INFORMATION SUPPLIED —

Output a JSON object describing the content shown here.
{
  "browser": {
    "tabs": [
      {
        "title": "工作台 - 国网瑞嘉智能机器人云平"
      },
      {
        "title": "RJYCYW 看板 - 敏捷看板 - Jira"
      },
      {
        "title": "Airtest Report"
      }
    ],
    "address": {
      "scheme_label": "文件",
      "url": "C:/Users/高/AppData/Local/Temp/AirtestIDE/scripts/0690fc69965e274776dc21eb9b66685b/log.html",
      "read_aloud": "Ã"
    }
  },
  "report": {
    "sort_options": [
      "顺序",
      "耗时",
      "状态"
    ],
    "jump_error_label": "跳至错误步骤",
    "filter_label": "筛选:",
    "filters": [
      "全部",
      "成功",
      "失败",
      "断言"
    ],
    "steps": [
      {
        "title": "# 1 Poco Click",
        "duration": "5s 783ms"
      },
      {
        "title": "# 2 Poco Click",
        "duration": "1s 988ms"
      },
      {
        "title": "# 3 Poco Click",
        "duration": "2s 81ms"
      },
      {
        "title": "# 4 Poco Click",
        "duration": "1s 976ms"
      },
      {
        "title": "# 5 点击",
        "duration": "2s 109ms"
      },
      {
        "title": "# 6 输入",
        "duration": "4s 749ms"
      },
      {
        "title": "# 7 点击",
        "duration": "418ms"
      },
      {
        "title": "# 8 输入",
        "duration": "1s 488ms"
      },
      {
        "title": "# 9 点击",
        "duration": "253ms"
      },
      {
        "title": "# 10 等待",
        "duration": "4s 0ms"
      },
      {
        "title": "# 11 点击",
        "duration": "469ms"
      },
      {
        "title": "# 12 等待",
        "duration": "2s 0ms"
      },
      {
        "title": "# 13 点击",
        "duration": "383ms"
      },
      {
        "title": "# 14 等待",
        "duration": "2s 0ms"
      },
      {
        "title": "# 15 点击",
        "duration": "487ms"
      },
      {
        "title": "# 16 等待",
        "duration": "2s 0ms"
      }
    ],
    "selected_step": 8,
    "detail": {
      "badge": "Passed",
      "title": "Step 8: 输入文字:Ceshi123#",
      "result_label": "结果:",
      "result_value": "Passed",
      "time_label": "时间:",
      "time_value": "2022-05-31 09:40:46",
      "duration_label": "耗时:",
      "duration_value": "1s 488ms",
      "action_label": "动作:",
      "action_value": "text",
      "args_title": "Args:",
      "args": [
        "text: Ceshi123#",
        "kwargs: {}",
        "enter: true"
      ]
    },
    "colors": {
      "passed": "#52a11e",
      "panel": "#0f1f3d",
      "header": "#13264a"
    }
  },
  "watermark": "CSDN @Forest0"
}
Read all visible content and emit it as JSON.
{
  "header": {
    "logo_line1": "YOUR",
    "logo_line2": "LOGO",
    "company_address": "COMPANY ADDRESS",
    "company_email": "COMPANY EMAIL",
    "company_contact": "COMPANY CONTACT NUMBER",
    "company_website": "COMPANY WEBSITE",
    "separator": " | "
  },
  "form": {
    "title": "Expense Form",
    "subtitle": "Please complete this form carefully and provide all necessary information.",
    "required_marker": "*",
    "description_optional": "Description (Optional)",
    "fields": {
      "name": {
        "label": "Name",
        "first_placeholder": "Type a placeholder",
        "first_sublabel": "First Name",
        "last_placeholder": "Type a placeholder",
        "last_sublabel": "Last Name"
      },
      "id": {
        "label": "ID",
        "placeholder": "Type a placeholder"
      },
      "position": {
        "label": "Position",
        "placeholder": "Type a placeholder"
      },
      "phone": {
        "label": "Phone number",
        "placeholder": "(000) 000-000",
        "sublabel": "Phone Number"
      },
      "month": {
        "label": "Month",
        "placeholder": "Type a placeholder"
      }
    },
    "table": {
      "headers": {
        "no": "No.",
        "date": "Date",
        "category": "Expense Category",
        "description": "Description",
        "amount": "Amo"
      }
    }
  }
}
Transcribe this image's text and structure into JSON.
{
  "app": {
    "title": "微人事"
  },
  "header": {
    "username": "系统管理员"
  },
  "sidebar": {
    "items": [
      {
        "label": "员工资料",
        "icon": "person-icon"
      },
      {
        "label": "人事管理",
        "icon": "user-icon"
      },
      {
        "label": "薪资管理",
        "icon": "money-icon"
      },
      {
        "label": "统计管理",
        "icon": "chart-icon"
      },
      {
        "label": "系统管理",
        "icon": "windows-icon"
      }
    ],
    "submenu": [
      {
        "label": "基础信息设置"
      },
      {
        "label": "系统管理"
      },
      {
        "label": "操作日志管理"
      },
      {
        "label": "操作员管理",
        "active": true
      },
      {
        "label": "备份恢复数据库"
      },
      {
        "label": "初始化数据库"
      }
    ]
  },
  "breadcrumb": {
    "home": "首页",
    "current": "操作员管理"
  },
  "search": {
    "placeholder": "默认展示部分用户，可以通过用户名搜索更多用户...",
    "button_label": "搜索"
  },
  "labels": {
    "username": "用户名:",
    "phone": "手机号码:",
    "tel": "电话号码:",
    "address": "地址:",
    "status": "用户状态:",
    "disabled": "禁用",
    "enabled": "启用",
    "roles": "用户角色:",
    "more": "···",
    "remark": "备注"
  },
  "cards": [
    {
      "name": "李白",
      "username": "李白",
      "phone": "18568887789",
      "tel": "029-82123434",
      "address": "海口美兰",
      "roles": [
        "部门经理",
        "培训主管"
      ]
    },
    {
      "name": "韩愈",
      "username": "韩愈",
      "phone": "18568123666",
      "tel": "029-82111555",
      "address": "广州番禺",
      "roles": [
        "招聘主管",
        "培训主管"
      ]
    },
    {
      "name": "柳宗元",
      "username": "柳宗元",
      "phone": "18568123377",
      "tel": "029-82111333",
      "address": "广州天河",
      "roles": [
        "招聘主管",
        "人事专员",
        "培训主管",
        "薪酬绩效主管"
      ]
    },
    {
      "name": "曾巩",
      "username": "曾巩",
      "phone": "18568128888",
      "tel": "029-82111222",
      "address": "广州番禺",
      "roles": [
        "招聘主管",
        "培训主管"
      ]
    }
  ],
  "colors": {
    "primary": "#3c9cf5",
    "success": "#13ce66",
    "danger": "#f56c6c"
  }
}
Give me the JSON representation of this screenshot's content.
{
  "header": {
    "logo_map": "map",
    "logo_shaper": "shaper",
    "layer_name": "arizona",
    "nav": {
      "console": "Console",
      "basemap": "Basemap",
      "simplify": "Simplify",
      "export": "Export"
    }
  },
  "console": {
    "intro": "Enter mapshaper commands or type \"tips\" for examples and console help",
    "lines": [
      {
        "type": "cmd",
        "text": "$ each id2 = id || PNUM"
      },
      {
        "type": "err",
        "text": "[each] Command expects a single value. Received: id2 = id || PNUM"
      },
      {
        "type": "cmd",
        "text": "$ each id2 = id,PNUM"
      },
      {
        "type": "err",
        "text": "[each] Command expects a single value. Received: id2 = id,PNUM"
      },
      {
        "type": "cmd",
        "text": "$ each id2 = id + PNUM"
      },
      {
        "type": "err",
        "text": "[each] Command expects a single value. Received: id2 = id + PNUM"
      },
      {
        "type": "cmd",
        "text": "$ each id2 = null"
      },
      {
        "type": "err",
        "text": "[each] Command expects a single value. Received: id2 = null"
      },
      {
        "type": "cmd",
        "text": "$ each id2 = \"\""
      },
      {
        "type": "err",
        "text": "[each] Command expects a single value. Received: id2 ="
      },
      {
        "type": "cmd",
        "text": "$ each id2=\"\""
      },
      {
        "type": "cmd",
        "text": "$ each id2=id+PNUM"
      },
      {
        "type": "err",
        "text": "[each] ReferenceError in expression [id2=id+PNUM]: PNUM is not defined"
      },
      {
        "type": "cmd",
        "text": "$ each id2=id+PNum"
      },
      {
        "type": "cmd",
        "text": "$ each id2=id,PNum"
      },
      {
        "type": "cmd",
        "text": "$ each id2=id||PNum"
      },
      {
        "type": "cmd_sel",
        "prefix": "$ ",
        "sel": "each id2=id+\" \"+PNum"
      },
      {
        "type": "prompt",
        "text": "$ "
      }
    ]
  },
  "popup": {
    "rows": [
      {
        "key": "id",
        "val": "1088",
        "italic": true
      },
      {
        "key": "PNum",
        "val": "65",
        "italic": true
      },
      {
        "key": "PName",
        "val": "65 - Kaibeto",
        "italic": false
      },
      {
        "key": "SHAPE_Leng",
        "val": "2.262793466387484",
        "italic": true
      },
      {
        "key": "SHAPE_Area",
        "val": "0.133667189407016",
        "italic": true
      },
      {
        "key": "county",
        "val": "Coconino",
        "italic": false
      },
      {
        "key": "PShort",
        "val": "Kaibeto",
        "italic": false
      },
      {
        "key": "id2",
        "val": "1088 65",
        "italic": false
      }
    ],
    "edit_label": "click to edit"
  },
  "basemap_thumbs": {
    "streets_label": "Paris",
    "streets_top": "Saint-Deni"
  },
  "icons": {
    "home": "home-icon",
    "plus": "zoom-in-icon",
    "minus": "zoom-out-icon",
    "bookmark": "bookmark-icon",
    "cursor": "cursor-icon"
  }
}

PROBLEM REQUIREMENTS — Keep only the lines that hold the string "console", and copy them out.

RESULT OF THE EXERCISE —
      "console": "Console",
  "console": {
    "intro": "Enter mapshaper commands or type \"tips\" for examples and console help",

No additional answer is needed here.